Excerpt —
Prep Time 50 minutes
Cook Time 45 minutes
Course Dessert
Cuisine French
Servings 1 Galette

Ingredients
  

For the Buttery Crust

  • 1.5 cups All-Purpose Flour
  • 2 tsp Sugar
  • 1/2 tsp Sea Salt
  • 10 Tbsp Cold Unsalted Butter Cubed
  • 3-4 Tbsp Ice Water

For the Berry Filling

  • 2.5 cups Mixed Berries Blueberries, Raspberries, Blackberries, Strawberries
  • 1/3 cup Sugar Use less if your berries are very sweet
  • 1 Tbsp Lemon Juice
  • 2 tsp Lemon Zest
  • 1.5 Tbsp Corn Starch
  • 1/2 tsp Vanilla Extract
  • 1 Pinch Salt

For Assembly

  • 1 Egg For egg wash
  • 1 Tbsp Milk or Cream
  • Coarse Sugar for Sprinkling Optional

Instructions
 

Make the Crust

  • In a large bowl, whisk together the flour, sugar, and salt. Add the cold butter and use a pastry cutter or your fingers to work it in until the mixture looks like coarse crumbs.
  • Drizzle in the ice water, starting with 3 tablespoons, mixing just until the dough begins to come together. Add a bit more water if needed.
  • Form the dough into a disk, wrap in parchment or plastic wrap, and chill in the fridge for at least 30 minutes.

Prepare the Filling

  • While the crust chills, mix your berries, sugar, lemon juice + zest, cornstarch, vanilla, and salt in a bowl. Gently stir to coat. Let it sit while the dough finishes chilling—this helps the juices start to release and meld.

Assemble the Galette

  • Preheat your oven to 400°F (200°C).On a lightly floured surface (or parchment), roll out the chilled dough into a rough 12-inch circle. It doesn’t need to be perfect—that’s the charm!
  • Transfer the dough to a parchment-lined baking sheet.
  • Spoon the berry mixture into the center, leaving about 2 inches of border. Fold the edges of the dough up over the fruit, pleating as you go.
  • Whisk the egg with the milk or cream and brush it over the crust. Sprinkle with coarse sugar if you’d like a little sparkle and crunch

Bake

  • Bake for 40–45 minutes, until the crust is golden and the fruit is bubbling. Let cool for at least 15 minutes before slicing.

Entries supplied —

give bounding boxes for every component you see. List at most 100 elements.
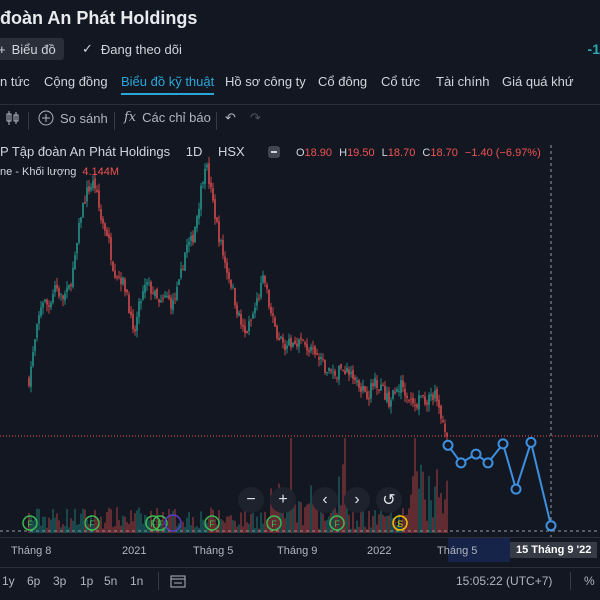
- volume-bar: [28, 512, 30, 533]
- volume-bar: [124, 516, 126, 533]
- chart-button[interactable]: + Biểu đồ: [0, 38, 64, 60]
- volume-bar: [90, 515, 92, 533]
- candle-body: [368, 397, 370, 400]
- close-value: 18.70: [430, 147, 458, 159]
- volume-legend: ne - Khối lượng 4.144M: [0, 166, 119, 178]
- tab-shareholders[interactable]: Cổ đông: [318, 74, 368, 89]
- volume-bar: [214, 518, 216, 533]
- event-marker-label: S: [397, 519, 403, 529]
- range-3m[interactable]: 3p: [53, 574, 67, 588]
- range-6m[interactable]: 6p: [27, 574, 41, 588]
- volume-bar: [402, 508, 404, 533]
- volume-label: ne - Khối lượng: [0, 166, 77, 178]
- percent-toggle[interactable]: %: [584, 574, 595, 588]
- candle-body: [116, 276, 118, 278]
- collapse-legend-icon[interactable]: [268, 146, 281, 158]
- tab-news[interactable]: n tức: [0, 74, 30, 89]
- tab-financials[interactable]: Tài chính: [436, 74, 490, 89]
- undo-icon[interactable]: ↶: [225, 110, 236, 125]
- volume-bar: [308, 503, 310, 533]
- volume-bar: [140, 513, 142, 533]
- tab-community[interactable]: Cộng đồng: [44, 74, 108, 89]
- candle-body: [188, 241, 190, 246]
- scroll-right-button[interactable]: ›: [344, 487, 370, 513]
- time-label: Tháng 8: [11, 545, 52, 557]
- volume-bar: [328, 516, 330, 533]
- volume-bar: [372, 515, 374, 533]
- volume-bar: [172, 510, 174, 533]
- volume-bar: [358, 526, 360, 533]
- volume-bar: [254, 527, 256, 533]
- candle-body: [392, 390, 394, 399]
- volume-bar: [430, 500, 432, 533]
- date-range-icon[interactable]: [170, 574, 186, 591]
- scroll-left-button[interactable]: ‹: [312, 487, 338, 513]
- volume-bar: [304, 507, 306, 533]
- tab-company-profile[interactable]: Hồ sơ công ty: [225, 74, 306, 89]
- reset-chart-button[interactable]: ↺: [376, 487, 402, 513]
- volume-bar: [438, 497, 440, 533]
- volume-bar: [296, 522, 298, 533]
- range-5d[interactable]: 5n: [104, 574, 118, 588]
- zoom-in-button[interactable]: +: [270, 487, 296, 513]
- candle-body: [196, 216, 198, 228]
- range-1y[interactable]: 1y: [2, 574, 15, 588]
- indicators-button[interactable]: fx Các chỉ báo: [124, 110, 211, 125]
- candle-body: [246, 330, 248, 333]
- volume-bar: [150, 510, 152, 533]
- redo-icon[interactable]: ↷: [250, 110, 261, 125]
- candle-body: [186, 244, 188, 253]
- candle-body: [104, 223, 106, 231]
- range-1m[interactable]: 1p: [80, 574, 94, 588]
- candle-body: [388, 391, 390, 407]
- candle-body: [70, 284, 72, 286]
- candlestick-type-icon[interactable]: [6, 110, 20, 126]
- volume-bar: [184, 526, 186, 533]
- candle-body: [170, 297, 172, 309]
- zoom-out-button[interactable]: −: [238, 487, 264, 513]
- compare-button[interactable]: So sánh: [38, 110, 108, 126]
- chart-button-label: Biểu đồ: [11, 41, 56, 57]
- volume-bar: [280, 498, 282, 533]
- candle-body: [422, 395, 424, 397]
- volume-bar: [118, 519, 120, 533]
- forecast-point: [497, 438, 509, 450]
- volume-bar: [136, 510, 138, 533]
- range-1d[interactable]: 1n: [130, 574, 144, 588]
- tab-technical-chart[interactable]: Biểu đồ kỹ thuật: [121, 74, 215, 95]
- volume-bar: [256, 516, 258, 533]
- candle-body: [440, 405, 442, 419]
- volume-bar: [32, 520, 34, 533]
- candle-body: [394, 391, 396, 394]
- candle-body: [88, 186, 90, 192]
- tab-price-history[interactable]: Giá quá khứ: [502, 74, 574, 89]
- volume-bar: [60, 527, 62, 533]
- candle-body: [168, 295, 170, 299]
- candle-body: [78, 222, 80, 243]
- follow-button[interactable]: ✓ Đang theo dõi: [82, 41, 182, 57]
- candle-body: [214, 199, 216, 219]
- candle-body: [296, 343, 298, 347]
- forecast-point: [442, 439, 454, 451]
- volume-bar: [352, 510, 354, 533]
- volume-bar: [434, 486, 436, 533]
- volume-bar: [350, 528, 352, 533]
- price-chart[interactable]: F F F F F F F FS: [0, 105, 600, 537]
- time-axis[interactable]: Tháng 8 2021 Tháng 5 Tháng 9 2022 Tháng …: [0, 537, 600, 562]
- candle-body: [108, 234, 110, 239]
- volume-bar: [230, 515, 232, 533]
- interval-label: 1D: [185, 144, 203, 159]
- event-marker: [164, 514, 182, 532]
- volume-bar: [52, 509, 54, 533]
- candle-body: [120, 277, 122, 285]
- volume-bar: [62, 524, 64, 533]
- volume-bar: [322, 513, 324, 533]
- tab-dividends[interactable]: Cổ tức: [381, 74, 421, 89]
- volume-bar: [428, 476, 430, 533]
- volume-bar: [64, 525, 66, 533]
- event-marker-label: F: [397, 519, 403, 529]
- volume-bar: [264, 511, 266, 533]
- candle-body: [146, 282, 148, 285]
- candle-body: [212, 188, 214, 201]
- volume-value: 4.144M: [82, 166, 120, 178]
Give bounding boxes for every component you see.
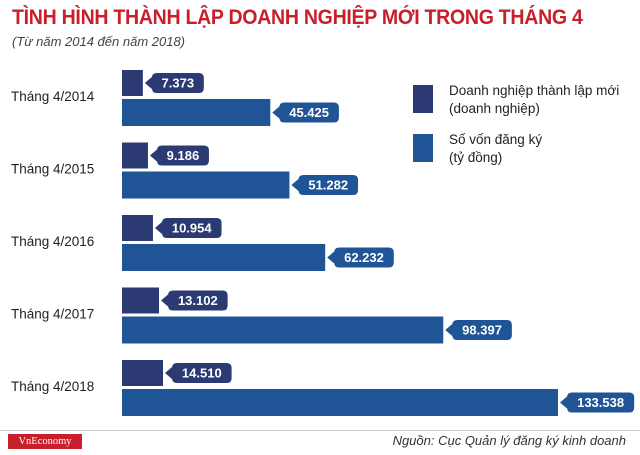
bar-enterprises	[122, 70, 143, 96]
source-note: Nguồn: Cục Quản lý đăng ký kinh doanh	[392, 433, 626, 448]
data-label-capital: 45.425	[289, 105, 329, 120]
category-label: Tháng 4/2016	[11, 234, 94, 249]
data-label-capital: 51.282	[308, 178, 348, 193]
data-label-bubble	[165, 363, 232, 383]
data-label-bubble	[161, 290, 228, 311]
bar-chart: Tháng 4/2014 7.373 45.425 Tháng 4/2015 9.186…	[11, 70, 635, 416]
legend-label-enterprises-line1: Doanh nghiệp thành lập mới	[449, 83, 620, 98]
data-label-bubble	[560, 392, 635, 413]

Set problem — Write what comes next in the berry galette recipe, starting after its last sentence. The rows are separate material and have no connection to the berry galette recipe.

Output —
  • Serve warm, room temp, or cold—whatever the moment calls for.

Notes

Useful Swaps + Add-Ons

Use what you have:
  • No fresh berries? Use frozen! Just don’t thaw them before mixing.
  • No cornstarch? Arrowroot powder or tapioca starch work just as well.
  • Gluten-free? Use a 1:1 gluten-free flour blend for the crust.
  • Vegan? Sub the butter for a plant-based butter, and skip the egg wash or use non-dairy milk instead.
Make it your own:
  • Add fresh basil or thyme to the berry mix for a herbaceous twist.
  • Swap berries for stone fruit (peaches, plums, nectarines) in late summer.
  • Add a layer of cream cheese or mascarpone under the berries for richness.
  • Sprinkle chopped nuts or rolled oats on the crust for texture.

How to Store Leftovers

If you’re lucky enough to have leftovers, here’s how to keep your galette cozy:
  • Room temp: Store covered on the counter for up to 1 day.
  • Fridge: Keep in an airtight container for 3–4 days.
  • Reheat: Warm slices in a 300°F oven for 10 minutes to crisp the crust again.
  • Freeze: You can freeze the baked galette (or just the dough) for up to 2 months. Thaw overnight in the fridge and reheat in the oven.